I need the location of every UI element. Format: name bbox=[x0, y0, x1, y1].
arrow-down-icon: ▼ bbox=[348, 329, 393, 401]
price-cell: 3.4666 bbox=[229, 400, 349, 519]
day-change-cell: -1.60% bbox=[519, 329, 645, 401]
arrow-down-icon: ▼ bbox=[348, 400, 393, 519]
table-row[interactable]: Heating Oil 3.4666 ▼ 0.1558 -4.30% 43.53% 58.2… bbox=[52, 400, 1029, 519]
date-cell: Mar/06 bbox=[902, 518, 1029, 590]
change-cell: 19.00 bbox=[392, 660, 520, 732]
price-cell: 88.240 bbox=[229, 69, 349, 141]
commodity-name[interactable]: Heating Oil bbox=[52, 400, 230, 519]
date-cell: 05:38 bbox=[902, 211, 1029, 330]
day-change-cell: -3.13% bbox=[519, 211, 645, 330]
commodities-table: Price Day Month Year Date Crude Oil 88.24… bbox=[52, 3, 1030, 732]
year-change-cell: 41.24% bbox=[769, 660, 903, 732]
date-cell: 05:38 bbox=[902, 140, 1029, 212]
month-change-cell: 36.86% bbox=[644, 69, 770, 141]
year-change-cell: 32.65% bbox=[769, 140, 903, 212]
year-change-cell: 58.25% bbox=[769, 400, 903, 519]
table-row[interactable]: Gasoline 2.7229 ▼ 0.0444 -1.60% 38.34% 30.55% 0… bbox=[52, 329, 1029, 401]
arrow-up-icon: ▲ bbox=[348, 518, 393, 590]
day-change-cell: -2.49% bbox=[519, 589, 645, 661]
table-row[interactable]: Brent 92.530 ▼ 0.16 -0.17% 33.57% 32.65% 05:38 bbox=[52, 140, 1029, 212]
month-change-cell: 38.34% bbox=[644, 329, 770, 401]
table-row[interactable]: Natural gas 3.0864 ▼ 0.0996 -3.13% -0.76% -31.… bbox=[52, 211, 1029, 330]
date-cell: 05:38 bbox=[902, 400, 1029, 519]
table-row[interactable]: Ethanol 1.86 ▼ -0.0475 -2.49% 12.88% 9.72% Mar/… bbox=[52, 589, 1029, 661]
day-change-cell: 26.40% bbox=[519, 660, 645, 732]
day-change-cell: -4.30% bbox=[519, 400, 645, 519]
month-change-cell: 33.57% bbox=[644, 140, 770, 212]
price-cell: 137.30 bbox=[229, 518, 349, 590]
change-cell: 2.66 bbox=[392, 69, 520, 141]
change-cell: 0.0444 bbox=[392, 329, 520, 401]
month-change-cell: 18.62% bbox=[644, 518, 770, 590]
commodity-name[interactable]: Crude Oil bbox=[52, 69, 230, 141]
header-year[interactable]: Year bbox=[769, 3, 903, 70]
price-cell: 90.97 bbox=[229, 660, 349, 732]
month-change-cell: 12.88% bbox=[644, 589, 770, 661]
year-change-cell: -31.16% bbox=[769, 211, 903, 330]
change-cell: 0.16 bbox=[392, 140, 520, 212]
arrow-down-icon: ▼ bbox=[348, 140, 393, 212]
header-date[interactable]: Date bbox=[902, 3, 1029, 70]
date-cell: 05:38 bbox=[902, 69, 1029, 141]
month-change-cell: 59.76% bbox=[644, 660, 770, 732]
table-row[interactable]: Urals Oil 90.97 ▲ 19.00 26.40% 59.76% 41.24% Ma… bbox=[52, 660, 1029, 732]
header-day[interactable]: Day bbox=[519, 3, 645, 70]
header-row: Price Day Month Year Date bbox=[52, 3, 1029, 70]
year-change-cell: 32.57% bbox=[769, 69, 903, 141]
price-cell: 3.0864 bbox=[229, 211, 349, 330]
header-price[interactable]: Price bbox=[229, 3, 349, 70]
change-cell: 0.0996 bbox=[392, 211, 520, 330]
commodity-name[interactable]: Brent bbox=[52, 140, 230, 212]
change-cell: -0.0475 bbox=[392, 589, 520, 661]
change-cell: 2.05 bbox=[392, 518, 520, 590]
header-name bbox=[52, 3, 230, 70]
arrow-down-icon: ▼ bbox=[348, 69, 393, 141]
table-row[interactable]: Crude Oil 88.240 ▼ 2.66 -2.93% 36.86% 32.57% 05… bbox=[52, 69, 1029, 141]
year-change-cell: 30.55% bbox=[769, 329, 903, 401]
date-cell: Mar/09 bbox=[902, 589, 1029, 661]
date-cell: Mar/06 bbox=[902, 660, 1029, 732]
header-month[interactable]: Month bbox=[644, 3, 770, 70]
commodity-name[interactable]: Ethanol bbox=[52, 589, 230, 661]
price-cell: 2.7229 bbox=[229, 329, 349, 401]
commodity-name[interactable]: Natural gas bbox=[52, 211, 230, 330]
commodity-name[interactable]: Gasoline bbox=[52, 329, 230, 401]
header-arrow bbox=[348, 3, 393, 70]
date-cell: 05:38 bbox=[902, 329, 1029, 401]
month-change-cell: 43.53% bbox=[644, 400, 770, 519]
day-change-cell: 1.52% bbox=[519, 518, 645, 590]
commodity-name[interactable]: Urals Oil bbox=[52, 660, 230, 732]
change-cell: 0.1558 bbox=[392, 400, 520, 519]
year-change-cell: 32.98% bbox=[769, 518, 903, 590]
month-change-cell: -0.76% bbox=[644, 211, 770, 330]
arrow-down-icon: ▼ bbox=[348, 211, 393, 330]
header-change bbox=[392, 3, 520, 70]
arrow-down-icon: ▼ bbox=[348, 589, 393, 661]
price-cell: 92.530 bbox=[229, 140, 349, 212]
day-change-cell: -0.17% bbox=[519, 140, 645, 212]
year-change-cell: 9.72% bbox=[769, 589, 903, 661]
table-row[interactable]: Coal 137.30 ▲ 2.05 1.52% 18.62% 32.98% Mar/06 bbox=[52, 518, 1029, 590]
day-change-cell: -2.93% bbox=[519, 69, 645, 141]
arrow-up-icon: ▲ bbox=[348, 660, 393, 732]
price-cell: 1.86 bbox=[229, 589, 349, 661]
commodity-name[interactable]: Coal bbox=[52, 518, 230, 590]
========
| THE PROBLEM |
Rewrite the part of the listing that opens with its first line and closes with the line containing "table-row[interactable]: Natural gas", putting "Diesel Fuel" wherever "Heating Oil" appears and leaving everything else unchanged.

| SOLUTION TO THIS PROBLEM |
I need the location of every UI element. Format: name bbox=[x0, y0, x1, y1].
arrow-down-icon: ▼ bbox=[348, 329, 393, 401]
price-cell: 3.4666 bbox=[229, 400, 349, 519]
day-change-cell: -1.60% bbox=[519, 329, 645, 401]
arrow-down-icon: ▼ bbox=[348, 400, 393, 519]
table-row[interactable]: Diesel Fuel 3.4666 ▼ 0.1558 -4.30% 43.53% 58.2… bbox=[52, 400, 1029, 519]
date-cell: Mar/06 bbox=[902, 518, 1029, 590]
change-cell: 19.00 bbox=[392, 660, 520, 732]
price-cell: 88.240 bbox=[229, 69, 349, 141]
commodity-name[interactable]: Diesel Fuel bbox=[52, 400, 230, 519]
date-cell: 05:38 bbox=[902, 211, 1029, 330]
day-change-cell: -3.13% bbox=[519, 211, 645, 330]
commodities-table: Price Day Month Year Date Crude Oil 88.24… bbox=[52, 3, 1030, 732]
year-change-cell: 41.24% bbox=[769, 660, 903, 732]
date-cell: 05:38 bbox=[902, 140, 1029, 212]
month-change-cell: 36.86% bbox=[644, 69, 770, 141]
year-change-cell: 32.65% bbox=[769, 140, 903, 212]
year-change-cell: 58.25% bbox=[769, 400, 903, 519]
table-row[interactable]: Gasoline 2.7229 ▼ 0.0444 -1.60% 38.34% 30.55% 0… bbox=[52, 329, 1029, 401]
arrow-up-icon: ▲ bbox=[348, 518, 393, 590]
day-change-cell: -2.49% bbox=[519, 589, 645, 661]
table-row[interactable]: Brent 92.530 ▼ 0.16 -0.17% 33.57% 32.65% 05:38 bbox=[52, 140, 1029, 212]
month-change-cell: 38.34% bbox=[644, 329, 770, 401]
table-row[interactable]: Natural gas 3.0864 ▼ 0.0996 -3.13% -0.76% -31.… bbox=[52, 211, 1029, 330]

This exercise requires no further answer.